_Goal_: Output the full listing word for word.

_Material for this task_:
================================

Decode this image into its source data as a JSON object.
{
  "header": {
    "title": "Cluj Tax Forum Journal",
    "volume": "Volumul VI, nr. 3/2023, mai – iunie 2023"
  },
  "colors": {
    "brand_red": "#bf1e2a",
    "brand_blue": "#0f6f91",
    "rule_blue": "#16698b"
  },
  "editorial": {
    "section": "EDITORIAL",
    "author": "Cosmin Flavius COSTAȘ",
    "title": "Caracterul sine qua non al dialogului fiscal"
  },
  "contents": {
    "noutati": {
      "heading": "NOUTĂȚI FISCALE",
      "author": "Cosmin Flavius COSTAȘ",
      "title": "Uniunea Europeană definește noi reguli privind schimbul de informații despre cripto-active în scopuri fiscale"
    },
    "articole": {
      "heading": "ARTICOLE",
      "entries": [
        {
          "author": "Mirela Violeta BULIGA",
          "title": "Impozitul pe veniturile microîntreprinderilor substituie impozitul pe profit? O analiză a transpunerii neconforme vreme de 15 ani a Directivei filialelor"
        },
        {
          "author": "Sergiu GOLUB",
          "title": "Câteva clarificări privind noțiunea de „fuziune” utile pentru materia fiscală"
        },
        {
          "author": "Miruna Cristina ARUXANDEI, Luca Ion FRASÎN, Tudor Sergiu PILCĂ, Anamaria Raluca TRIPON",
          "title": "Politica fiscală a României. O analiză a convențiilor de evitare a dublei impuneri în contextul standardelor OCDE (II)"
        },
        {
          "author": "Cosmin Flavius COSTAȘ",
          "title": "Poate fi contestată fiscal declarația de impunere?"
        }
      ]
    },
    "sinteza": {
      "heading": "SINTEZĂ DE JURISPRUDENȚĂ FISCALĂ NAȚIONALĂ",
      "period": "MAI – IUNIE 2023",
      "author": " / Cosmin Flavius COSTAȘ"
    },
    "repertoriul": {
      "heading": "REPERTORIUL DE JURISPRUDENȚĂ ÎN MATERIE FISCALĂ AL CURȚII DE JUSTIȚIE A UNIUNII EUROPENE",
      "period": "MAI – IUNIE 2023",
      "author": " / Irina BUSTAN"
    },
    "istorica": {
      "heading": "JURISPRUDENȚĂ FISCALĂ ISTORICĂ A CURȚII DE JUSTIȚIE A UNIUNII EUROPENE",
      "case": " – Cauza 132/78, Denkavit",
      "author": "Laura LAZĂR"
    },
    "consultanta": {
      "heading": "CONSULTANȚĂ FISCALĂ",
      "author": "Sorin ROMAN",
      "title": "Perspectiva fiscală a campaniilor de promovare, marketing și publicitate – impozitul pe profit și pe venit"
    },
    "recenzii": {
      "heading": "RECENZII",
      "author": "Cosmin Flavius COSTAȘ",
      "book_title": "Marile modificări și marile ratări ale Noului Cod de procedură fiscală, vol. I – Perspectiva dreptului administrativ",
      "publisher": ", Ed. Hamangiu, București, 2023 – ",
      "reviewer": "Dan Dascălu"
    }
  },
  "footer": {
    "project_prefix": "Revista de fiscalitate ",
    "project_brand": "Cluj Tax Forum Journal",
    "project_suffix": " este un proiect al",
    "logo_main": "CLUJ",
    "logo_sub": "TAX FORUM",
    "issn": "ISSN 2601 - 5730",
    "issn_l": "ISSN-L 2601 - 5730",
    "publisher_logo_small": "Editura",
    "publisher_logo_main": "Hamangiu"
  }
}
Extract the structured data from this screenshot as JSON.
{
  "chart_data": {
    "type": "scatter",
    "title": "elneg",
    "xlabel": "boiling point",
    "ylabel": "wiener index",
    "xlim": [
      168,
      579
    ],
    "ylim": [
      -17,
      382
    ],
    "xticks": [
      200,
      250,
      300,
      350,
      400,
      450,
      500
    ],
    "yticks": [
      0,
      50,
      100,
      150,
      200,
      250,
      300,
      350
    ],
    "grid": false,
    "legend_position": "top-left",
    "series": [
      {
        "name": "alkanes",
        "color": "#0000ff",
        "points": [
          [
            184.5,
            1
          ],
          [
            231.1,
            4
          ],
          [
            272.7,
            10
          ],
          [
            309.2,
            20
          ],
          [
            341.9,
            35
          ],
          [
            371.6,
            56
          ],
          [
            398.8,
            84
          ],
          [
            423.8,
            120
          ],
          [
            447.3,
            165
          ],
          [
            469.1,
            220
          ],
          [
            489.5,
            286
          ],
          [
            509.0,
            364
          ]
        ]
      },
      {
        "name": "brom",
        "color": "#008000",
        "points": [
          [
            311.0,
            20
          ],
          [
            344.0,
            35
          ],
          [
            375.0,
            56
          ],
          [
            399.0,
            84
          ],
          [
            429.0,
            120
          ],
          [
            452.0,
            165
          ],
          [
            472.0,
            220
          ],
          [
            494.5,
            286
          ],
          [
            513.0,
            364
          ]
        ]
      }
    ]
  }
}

================================

_Result of the task_:
Decode this image into its source data as a JSON object.
{
  "header": {
    "title": "Cluj Tax Forum Journal",
    "volume": "Volumul VI, nr. 3/2023, mai – iunie 2023"
  },
  "colors": {
    "brand_red": "#bf1e2a",
    "brand_blue": "#0f6f91",
    "rule_blue": "#16698b"
  },
  "editorial": {
    "section": "EDITORIAL",
    "author": "Cosmin Flavius COSTAȘ",
    "title": "Caracterul sine qua non al dialogului fiscal"
  },
  "contents": {
    "noutati": {
      "heading": "NOUTĂȚI FISCALE",
      "author": "Cosmin Flavius COSTAȘ",
      "title": "Uniunea Europeană definește noi reguli privind schimbul de informații despre cripto-active în scopuri fiscale"
    },
    "articole": {
      "heading": "ARTICOLE",
      "entries": [
        {
          "author": "Mirela Violeta BULIGA",
          "title": "Impozitul pe veniturile microîntreprinderilor substituie impozitul pe profit? O analiză a transpunerii neconforme vreme de 15 ani a Directivei filialelor"
        },
        {
          "author": "Sergiu GOLUB",
          "title": "Câteva clarificări privind noțiunea de „fuziune” utile pentru materia fiscală"
        },
        {
          "author": "Miruna Cristina ARUXANDEI, Luca Ion FRASÎN, Tudor Sergiu PILCĂ, Anamaria Raluca TRIPON",
          "title": "Politica fiscală a României. O analiză a convențiilor de evitare a dublei impuneri în contextul standardelor OCDE (II)"
        },
        {
          "author": "Cosmin Flavius COSTAȘ",
          "title": "Poate fi contestată fiscal declarația de impunere?"
        }
      ]
    },
    "sinteza": {
      "heading": "SINTEZĂ DE JURISPRUDENȚĂ FISCALĂ NAȚIONALĂ",
      "period": "MAI – IUNIE 2023",
      "author": " / Cosmin Flavius COSTAȘ"
    },
    "repertoriul": {
      "heading": "REPERTORIUL DE JURISPRUDENȚĂ ÎN MATERIE FISCALĂ AL CURȚII DE JUSTIȚIE A UNIUNII EUROPENE",
      "period": "MAI – IUNIE 2023",
      "author": " / Irina BUSTAN"
    },
    "istorica": {
      "heading": "JURISPRUDENȚĂ FISCALĂ ISTORICĂ A CURȚII DE JUSTIȚIE A UNIUNII EUROPENE",
      "case": " – Cauza 132/78, Denkavit",
      "author": "Laura LAZĂR"
    },
    "consultanta": {
      "heading": "CONSULTANȚĂ FISCALĂ",
      "author": "Sorin ROMAN",
      "title": "Perspectiva fiscală a campaniilor de promovare, marketing și publicitate – impozitul pe profit și pe venit"
    },
    "recenzii": {
      "heading": "RECENZII",
      "author": "Cosmin Flavius COSTAȘ",
      "book_title": "Marile modificări și marile ratări ale Noului Cod de procedură fiscală, vol. I – Perspectiva dreptului administrativ",
      "publisher": ", Ed. Hamangiu, București, 2023 – ",
      "reviewer": "Dan Dascălu"
    }
  },
  "footer": {
    "project_prefix": "Revista de fiscalitate ",
    "project_brand": "Cluj Tax Forum Journal",
    "project_suffix": " este un proiect al",
    "logo_main": "CLUJ",
    "logo_sub": "TAX FORUM",
    "issn": "ISSN 2601 - 5730",
    "issn_l": "ISSN-L 2601 - 5730",
    "publisher_logo_small": "Editura",
    "publisher_logo_main": "Hamangiu"
  }
}
Extract the structured data from this screenshot as JSON.
{
  "chart_data": {
    "type": "scatter",
    "title": "elneg",
    "xlabel": "boiling point",
    "ylabel": "wiener index",
    "xlim": [
      168,
      579
    ],
    "ylim": [
      -17,
      382
    ],
    "xticks": [
      200,
      250,
      300,
      350,
      400,
      450,
      500
    ],
    "yticks": [
      0,
      50,
      100,
      150,
      200,
      250,
      300,
      350
    ],
    "grid": false,
    "legend_position": "top-left",
    "series": [
      {
        "name": "alkanes",
        "color": "#0000ff",
        "points": [
          [
            184.5,
            1
          ],
          [
            231.1,
            4
          ],
          [
            272.7,
            10
          ],
          [
            309.2,
            20
          ],
          [
            341.9,
            35
          ],
          [
            371.6,
            56
          ],
          [
            398.8,
            84
          ],
          [
            423.8,
            120
          ],
          [
            447.3,
            165
          ],
          [
            469.1,
            220
          ],
          [
            489.5,
            286
          ],
          [
            509.0,
            364
          ]
        ]
      },
      {
        "name": "brom",
        "color": "#008000",
        "points": [
          [
            311.0,
            20
          ],
          [
            344.0,
            35
          ],
          [
            375.0,
            56
          ],
          [
            399.0,
            84
          ],
          [
            429.0,
            120
          ],
          [
            452.0,
            165
          ],
          [
            472.0,
            220
          ],
          [
            494.5,
            286
          ],
          [
            513.0,
            364
          ]
        ]
      }
    ]
  }
}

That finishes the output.